**Task to carry out**
Locate every line in the records below that holds the word "recebendo" and return each one.

# START OF Data for this exercise

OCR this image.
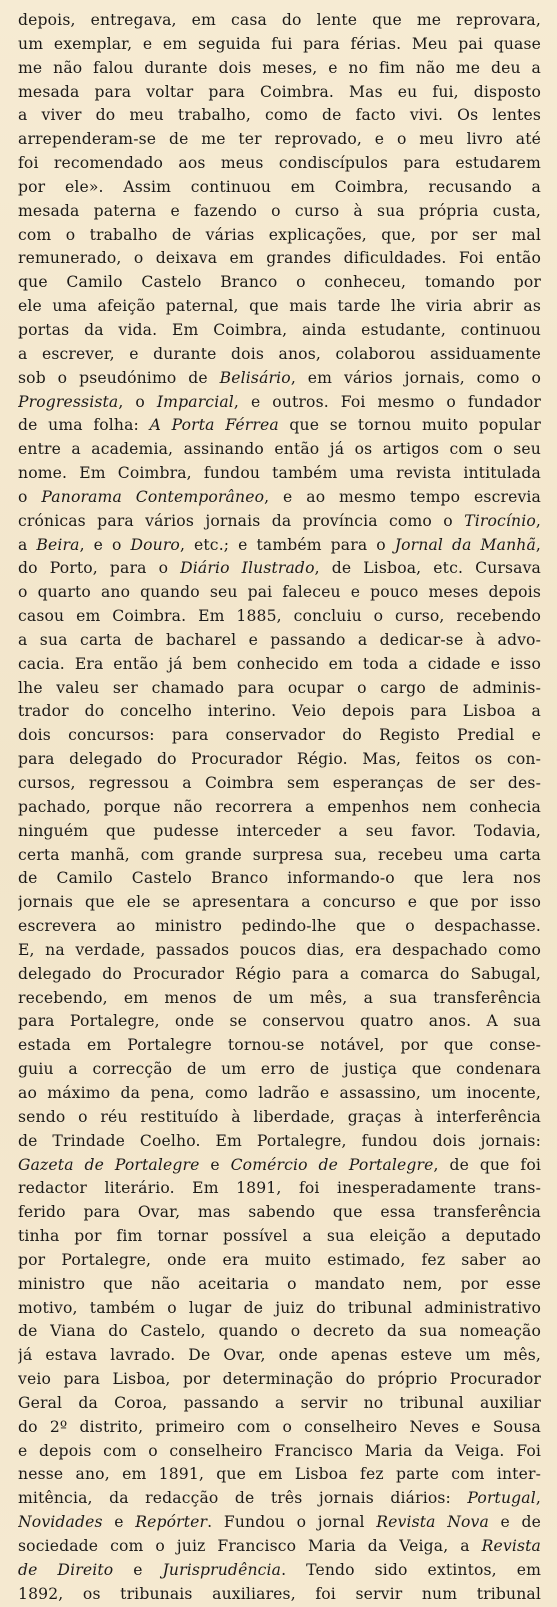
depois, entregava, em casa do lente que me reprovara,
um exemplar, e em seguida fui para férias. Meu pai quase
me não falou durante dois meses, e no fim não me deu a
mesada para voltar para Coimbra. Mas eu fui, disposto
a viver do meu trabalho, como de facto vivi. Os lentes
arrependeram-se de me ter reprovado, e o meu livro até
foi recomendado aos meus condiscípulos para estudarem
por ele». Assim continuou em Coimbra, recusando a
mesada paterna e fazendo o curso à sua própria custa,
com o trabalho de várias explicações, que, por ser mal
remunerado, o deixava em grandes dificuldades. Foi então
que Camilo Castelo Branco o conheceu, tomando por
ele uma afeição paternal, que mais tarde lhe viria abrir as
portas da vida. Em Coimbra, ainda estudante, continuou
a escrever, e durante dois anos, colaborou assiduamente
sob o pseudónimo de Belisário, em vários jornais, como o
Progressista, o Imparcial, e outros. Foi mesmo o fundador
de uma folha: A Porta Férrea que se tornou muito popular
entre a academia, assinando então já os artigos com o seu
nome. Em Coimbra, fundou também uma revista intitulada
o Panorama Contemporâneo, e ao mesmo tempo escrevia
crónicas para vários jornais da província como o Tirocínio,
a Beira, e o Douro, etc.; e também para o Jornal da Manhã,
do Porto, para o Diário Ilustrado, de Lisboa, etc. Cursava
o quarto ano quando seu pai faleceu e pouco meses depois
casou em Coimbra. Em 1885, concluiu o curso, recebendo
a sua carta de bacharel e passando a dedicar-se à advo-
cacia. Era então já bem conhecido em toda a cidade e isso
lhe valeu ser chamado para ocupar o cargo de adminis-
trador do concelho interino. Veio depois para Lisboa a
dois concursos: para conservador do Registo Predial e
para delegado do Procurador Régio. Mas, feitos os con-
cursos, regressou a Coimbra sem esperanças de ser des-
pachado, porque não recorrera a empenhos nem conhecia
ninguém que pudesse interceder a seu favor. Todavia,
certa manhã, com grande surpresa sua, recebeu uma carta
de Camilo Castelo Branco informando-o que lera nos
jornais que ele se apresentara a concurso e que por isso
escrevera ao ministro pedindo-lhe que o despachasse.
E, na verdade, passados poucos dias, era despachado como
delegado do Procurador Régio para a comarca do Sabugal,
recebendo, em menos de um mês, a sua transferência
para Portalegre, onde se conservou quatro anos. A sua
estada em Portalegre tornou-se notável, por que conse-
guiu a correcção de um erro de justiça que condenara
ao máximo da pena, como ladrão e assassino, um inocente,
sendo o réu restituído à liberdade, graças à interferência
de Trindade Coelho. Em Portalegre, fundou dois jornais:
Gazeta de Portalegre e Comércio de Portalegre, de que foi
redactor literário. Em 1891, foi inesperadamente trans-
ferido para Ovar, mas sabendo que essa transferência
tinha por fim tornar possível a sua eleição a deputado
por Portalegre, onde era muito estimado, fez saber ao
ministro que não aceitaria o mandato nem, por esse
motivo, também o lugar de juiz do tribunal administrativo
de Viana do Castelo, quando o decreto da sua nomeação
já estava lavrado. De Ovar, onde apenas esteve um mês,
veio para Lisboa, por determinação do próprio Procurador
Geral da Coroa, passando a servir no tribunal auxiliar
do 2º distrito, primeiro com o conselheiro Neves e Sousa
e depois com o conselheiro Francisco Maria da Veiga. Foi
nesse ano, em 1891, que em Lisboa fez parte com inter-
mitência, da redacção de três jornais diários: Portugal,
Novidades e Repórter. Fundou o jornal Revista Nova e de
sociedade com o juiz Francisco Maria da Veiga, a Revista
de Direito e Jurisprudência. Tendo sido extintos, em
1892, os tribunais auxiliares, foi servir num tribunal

# END OF Data for this exercise

**Task result**
casou em Coimbra. Em 1885, concluiu o curso, recebendo
recebendo, em menos de um mês, a sua transferência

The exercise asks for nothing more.